* [WHAT YOU SHOULD DO]: Using the listing below, give the number of lines where "порядке" appears, and nothing else.

* [RECORDS SUPPLIED]:
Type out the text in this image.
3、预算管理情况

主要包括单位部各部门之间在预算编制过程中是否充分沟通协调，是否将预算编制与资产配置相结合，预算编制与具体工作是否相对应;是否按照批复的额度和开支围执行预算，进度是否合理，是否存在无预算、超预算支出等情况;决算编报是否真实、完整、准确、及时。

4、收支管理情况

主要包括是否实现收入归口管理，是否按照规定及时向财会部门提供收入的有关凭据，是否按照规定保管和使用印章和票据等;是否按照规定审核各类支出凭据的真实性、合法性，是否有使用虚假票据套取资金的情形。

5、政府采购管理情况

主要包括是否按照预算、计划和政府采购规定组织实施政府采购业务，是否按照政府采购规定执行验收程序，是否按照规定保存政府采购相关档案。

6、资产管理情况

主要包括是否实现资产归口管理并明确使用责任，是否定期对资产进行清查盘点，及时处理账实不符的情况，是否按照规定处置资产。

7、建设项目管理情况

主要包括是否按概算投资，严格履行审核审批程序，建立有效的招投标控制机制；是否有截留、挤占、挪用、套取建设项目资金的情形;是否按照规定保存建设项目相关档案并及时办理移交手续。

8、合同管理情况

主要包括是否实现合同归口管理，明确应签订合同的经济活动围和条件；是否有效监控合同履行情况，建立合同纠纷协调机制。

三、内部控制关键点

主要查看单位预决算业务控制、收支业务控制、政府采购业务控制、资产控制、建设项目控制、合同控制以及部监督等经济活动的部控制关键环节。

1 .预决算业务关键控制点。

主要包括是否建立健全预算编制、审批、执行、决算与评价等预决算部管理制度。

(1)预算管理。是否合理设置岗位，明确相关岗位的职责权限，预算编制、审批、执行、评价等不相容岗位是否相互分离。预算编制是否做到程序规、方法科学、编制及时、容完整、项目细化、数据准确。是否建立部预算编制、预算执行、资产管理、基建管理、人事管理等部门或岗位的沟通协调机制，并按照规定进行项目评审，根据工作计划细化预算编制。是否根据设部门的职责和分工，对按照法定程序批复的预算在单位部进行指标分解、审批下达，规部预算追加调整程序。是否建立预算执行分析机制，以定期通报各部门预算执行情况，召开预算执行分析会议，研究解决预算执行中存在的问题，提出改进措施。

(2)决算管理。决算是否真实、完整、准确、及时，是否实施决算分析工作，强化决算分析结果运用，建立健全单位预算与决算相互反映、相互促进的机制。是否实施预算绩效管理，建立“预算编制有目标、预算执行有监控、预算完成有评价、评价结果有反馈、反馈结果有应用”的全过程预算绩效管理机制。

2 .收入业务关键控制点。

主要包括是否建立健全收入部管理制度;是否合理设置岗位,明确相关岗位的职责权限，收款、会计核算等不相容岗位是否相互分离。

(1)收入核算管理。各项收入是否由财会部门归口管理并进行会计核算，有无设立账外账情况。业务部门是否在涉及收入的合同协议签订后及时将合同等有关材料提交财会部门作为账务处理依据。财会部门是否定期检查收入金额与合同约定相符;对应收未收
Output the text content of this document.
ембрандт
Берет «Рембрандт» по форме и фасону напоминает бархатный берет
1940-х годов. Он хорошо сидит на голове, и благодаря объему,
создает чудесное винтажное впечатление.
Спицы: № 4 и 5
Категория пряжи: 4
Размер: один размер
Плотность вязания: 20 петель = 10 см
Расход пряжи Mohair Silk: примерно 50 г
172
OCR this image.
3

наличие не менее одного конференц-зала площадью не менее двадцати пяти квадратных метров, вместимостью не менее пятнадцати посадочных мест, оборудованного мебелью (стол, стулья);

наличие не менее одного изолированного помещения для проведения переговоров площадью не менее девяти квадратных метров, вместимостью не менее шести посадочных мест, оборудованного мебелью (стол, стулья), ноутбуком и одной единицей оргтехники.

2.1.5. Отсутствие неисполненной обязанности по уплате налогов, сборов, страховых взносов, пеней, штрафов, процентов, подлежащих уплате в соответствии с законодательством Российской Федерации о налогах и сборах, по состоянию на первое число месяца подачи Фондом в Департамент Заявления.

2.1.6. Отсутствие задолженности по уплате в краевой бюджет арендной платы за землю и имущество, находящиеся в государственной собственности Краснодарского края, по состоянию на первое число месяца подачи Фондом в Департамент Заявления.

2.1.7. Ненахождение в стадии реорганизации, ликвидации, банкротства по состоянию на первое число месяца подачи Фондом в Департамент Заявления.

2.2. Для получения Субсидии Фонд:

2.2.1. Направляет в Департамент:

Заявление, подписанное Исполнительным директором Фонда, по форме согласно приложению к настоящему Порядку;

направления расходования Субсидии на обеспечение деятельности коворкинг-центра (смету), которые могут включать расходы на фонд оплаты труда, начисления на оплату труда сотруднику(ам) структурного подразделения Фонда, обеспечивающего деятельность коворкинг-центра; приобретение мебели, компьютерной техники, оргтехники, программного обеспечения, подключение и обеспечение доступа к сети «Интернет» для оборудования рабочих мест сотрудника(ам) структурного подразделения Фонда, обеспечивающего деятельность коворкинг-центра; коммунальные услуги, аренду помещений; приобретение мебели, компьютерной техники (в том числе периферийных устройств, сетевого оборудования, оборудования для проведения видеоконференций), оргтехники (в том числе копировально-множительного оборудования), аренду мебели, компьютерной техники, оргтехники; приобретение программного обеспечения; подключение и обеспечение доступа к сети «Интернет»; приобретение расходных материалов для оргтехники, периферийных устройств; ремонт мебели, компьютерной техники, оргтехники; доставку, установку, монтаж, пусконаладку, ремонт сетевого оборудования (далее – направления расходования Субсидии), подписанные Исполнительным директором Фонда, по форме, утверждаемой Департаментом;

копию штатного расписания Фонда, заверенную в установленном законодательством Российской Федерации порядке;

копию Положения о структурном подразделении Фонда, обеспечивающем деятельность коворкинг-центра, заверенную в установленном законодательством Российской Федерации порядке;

* [EXERCISE RESULT]: 2